**DIRECTIONS**.
Reply with nothing except the number of lines that contain the word "data".
[begin RECORDS SHOWN]
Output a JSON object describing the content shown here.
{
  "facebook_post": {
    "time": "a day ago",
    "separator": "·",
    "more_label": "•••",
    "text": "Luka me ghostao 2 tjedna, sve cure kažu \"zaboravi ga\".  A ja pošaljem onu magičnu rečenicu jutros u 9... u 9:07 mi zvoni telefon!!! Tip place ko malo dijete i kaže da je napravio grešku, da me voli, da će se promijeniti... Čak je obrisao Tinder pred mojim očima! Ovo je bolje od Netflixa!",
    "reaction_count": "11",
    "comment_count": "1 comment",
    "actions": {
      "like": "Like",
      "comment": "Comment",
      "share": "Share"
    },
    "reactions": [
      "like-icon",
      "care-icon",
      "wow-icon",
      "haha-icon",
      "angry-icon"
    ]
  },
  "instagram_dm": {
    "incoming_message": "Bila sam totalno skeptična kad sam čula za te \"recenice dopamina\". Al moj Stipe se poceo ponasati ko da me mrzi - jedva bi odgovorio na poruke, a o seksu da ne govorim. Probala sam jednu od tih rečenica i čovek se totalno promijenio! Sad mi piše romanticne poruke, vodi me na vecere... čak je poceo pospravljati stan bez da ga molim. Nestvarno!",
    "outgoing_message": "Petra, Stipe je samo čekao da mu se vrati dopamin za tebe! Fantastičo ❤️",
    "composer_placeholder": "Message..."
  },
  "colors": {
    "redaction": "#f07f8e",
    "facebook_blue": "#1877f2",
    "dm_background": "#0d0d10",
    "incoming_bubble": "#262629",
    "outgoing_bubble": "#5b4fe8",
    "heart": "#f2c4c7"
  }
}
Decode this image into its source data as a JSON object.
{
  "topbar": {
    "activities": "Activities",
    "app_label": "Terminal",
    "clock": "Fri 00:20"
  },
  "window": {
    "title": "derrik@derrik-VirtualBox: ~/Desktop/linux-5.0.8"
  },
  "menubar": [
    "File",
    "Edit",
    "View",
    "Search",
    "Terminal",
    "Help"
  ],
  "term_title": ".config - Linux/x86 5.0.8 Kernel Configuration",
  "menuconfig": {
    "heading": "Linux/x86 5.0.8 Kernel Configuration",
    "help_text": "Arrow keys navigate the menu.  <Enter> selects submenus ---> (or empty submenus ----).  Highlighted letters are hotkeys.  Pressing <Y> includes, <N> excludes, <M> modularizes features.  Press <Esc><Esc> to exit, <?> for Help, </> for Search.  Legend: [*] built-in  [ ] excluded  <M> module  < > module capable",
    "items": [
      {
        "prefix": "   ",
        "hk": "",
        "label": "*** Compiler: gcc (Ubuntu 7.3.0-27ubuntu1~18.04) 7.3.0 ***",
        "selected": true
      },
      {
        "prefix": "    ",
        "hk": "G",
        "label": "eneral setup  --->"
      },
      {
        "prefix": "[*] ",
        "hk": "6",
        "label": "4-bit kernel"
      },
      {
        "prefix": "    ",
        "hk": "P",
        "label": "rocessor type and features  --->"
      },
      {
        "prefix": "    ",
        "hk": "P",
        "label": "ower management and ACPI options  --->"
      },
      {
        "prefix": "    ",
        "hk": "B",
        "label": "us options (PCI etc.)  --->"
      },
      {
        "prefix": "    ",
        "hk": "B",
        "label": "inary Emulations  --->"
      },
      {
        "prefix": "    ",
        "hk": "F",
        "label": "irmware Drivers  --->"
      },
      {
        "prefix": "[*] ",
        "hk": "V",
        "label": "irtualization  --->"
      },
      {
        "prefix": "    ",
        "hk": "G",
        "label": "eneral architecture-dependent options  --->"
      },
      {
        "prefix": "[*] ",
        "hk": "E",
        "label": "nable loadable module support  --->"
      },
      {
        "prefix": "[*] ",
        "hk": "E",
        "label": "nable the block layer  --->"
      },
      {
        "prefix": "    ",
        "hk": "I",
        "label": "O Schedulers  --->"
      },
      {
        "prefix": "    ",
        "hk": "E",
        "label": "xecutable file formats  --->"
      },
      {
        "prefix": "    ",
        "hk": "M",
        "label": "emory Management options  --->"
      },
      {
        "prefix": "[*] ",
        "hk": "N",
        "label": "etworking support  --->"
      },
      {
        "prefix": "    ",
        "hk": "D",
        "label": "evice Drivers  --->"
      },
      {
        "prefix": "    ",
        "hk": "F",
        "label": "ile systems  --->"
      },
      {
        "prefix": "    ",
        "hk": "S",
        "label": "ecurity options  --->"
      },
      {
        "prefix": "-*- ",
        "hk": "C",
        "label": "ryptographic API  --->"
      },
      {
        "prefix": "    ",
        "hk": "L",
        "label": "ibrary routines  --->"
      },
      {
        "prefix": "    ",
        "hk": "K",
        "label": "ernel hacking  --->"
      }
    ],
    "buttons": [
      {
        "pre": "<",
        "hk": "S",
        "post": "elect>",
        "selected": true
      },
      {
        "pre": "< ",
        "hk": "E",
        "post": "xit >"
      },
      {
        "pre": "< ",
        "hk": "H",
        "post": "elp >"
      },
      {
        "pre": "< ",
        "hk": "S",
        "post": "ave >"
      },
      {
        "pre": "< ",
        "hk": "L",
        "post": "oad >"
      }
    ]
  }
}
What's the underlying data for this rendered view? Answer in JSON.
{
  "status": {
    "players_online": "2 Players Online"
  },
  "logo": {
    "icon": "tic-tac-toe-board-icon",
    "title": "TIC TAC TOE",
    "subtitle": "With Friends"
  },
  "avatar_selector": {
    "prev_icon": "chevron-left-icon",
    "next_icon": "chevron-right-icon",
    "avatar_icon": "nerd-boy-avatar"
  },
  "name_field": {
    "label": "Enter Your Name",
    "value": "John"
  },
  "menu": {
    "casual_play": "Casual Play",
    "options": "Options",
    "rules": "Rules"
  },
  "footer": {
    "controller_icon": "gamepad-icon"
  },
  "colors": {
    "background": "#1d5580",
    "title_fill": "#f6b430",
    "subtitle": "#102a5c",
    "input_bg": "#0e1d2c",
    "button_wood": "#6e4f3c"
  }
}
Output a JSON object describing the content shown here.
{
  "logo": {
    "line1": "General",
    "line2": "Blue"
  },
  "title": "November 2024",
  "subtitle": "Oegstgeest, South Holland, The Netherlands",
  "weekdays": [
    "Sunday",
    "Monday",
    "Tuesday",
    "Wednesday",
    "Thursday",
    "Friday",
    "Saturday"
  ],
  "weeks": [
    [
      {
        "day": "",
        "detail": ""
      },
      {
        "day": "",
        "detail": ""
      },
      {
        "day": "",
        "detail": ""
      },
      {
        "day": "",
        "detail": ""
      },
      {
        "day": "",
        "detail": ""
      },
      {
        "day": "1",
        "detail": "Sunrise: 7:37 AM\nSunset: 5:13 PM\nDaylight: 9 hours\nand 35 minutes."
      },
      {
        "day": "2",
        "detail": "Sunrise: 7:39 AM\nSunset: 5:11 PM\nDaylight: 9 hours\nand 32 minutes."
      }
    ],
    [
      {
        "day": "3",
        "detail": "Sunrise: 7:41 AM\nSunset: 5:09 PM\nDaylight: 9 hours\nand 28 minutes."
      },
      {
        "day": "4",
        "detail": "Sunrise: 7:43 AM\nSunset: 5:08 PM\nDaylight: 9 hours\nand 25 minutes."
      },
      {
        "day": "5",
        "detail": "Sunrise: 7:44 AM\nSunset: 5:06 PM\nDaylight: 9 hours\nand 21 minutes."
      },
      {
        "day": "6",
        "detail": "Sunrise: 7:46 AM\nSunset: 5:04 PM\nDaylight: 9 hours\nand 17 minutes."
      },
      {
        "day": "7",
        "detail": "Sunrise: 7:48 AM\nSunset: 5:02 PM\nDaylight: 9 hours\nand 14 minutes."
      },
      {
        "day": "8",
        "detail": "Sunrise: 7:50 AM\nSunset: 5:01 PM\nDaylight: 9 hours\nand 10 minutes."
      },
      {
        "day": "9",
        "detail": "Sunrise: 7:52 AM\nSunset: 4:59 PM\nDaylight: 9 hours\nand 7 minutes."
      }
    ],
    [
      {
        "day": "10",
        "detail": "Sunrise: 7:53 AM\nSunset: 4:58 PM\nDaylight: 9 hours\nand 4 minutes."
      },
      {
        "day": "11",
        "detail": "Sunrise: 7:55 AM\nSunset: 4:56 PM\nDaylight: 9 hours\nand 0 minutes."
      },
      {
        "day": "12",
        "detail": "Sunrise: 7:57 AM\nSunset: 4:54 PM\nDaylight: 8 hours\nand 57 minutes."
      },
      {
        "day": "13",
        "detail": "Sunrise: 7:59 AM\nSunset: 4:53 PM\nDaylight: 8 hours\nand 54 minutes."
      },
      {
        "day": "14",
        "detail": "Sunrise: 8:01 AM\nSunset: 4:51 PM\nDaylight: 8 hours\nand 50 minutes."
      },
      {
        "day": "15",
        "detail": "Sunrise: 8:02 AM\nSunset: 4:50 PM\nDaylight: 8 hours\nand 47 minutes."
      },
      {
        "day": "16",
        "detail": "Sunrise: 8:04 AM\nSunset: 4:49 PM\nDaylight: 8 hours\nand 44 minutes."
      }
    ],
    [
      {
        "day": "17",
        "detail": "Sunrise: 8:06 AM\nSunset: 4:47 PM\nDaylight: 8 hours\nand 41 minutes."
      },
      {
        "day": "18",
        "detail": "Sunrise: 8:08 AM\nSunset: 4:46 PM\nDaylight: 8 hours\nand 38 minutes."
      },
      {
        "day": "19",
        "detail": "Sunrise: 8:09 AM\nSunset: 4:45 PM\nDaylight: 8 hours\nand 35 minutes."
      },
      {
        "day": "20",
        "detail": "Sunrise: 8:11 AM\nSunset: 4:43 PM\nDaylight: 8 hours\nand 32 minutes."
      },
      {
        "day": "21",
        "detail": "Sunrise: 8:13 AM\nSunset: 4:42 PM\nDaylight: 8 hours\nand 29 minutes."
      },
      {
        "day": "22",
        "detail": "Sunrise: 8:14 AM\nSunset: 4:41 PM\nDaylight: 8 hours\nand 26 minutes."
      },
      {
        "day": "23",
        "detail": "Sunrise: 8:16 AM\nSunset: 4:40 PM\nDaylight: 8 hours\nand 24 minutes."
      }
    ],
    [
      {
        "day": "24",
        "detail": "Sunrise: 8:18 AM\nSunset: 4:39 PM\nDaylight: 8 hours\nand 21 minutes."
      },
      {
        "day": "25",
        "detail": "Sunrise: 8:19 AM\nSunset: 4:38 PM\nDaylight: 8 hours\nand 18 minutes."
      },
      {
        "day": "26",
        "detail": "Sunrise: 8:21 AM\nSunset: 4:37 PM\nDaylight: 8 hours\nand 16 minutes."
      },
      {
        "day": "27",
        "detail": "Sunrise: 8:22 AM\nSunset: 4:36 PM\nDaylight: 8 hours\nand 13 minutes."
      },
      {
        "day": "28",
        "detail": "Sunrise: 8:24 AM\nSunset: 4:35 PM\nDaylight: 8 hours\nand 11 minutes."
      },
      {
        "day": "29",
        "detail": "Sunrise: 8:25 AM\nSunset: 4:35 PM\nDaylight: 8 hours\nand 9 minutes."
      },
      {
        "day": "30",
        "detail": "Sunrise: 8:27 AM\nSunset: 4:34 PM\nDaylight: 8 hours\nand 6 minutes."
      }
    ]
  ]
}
[end RECORDS SHOWN]
**SOLUTION**.
2